Saved entries:
━━━━━━━━━━━━━━━━
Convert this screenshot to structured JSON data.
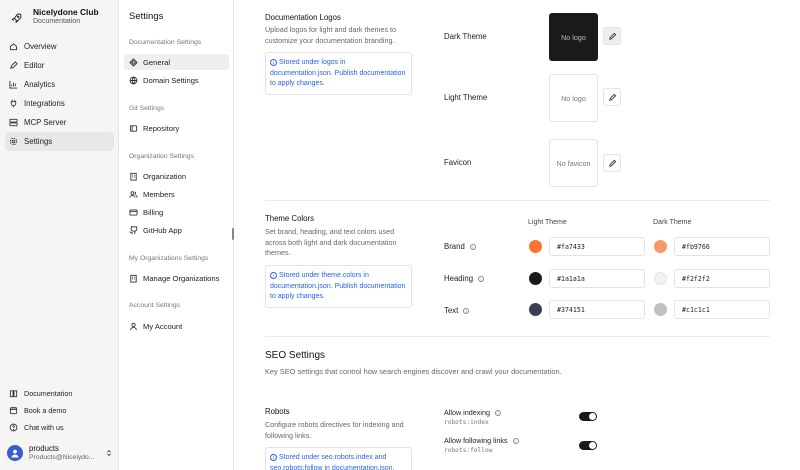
{
  "app": {
    "name": "Nicelydone Club",
    "subtitle": "Documentation"
  },
  "nav": [
    {
      "label": "Overview",
      "icon": "home-icon"
    },
    {
      "label": "Editor",
      "icon": "edit-icon"
    },
    {
      "label": "Analytics",
      "icon": "chart-icon"
    },
    {
      "label": "Integrations",
      "icon": "plug-icon"
    },
    {
      "label": "MCP Server",
      "icon": "server-icon"
    },
    {
      "label": "Settings",
      "icon": "gear-icon",
      "active": true
    }
  ],
  "bottom_links": [
    {
      "label": "Documentation",
      "icon": "book-icon"
    },
    {
      "label": "Book a demo",
      "icon": "calendar-icon"
    },
    {
      "label": "Chat with us",
      "icon": "help-icon"
    }
  ],
  "user": {
    "name": "products",
    "email": "Products@Nicelydo..."
  },
  "settings_nav": {
    "title": "Settings",
    "groups": [
      {
        "label": "Documentation Settings",
        "items": [
          "General",
          "Domain Settings"
        ]
      },
      {
        "label": "Git Settings",
        "items": [
          "Repository"
        ]
      },
      {
        "label": "Organization Settings",
        "items": [
          "Organization",
          "Members",
          "Billing",
          "GitHub App"
        ]
      },
      {
        "label": "My Organizations Settings",
        "items": [
          "Manage Organizations"
        ]
      },
      {
        "label": "Account Settings",
        "items": [
          "My Account"
        ]
      }
    ]
  },
  "logos": {
    "title": "Documentation Logos",
    "description": "Upload logos for light and dark themes to customize your documentation branding.",
    "info": "Stored under logos in documentation.json. Publish documentation to apply changes.",
    "rows": [
      {
        "label": "Dark Theme",
        "placeholder": "No logo"
      },
      {
        "label": "Light Theme",
        "placeholder": "No logo"
      },
      {
        "label": "Favicon",
        "placeholder": "No favicon"
      }
    ]
  },
  "colors": {
    "title": "Theme Colors",
    "description": "Set brand, heading, and text colors used across both light and dark documentation themes.",
    "info": "Stored under theme.colors in documentation.json. Publish documentation to apply changes.",
    "light_header": "Light Theme",
    "dark_header": "Dark Theme",
    "rows": [
      {
        "label": "Brand",
        "light": "#fa7433",
        "dark": "#fb9766"
      },
      {
        "label": "Heading",
        "light": "#1a1a1a",
        "dark": "#f2f2f2"
      },
      {
        "label": "Text",
        "light": "#374151",
        "dark": "#c1c1c1"
      }
    ]
  },
  "seo": {
    "title": "SEO Settings",
    "description": "Key SEO settings that control how search engines discover and crawl your documentation.",
    "robots": {
      "title": "Robots",
      "description": "Configure robots directives for indexing and following links.",
      "info": "Stored under seo.robots.index and seo.robots:follow in documentation.json.",
      "toggles": [
        {
          "label": "Allow indexing",
          "code": "robots:index",
          "on": true
        },
        {
          "label": "Allow following links",
          "code": "robots:follow",
          "on": true
        }
      ]
    }
  }
}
━━━━━━━━━━━━━━━━
> _Task to carry out_: Return the listing above unchanged, apart from dropping its pictures.

> _Response to the task_:
Convert this screenshot to structured JSON data.
{
  "app": {
    "name": "Nicelydone Club",
    "subtitle": "Documentation"
  },
  "nav": [
    {
      "label": "Overview",
      "icon": "home-icon"
    },
    {
      "label": "Editor",
      "icon": "edit-icon"
    },
    {
      "label": "Analytics",
      "icon": "chart-icon"
    },
    {
      "label": "Integrations",
      "icon": "plug-icon"
    },
    {
      "label": "MCP Server",
      "icon": "server-icon"
    },
    {
      "label": "Settings",
      "icon": "gear-icon",
      "active": true
    }
  ],
  "bottom_links": [
    {
      "label": "Documentation",
      "icon": "book-icon"
    },
    {
      "label": "Book a demo",
      "icon": "calendar-icon"
    },
    {
      "label": "Chat with us",
      "icon": "help-icon"
    }
  ],
  "user": {
    "name": "products",
    "email": "Products@Nicelydo..."
  },
  "settings_nav": {
    "title": "Settings",
    "groups": [
      {
        "label": "Documentation Settings",
        "items": [
          "General",
          "Domain Settings"
        ]
      },
      {
        "label": "Git Settings",
        "items": [
          "Repository"
        ]
      },
      {
        "label": "Organization Settings",
        "items": [
          "Organization",
          "Members",
          "Billing",
          "GitHub App"
        ]
      },
      {
        "label": "My Organizations Settings",
        "items": [
          "Manage Organizations"
        ]
      },
      {
        "label": "Account Settings",
        "items": [
          "My Account"
        ]
      }
    ]
  },
  "logos": {
    "title": "Documentation Logos",
    "description": "Upload logos for light and dark themes to customize your documentation branding.",
    "info": "Stored under logos in documentation.json. Publish documentation to apply changes.",
    "rows": [
      {
        "label": "Dark Theme",
        "placeholder": "No logo"
      },
      {
        "label": "Light Theme",
        "placeholder": "No logo"
      },
      {
        "label": "Favicon",
        "placeholder": "No favicon"
      }
    ]
  },
  "colors": {
    "title": "Theme Colors",
    "description": "Set brand, heading, and text colors used across both light and dark documentation themes.",
    "info": "Stored under theme.colors in documentation.json. Publish documentation to apply changes.",
    "light_header": "Light Theme",
    "dark_header": "Dark Theme",
    "rows": [
      {
        "label": "Brand",
        "light": "#fa7433",
        "dark": "#fb9766"
      },
      {
        "label": "Heading",
        "light": "#1a1a1a",
        "dark": "#f2f2f2"
      },
      {
        "label": "Text",
        "light": "#374151",
        "dark": "#c1c1c1"
      }
    ]
  },
  "seo": {
    "title": "SEO Settings",
    "description": "Key SEO settings that control how search engines discover and crawl your documentation.",
    "robots": {
      "title": "Robots",
      "description": "Configure robots directives for indexing and following links.",
      "info": "Stored under seo.robots.index and seo.robots:follow in documentation.json.",
      "toggles": [
        {
          "label": "Allow indexing",
          "code": "robots:index",
          "on": true
        },
        {
          "label": "Allow following links",
          "code": "robots:follow",
          "on": true
        }
      ]
    }
  }
}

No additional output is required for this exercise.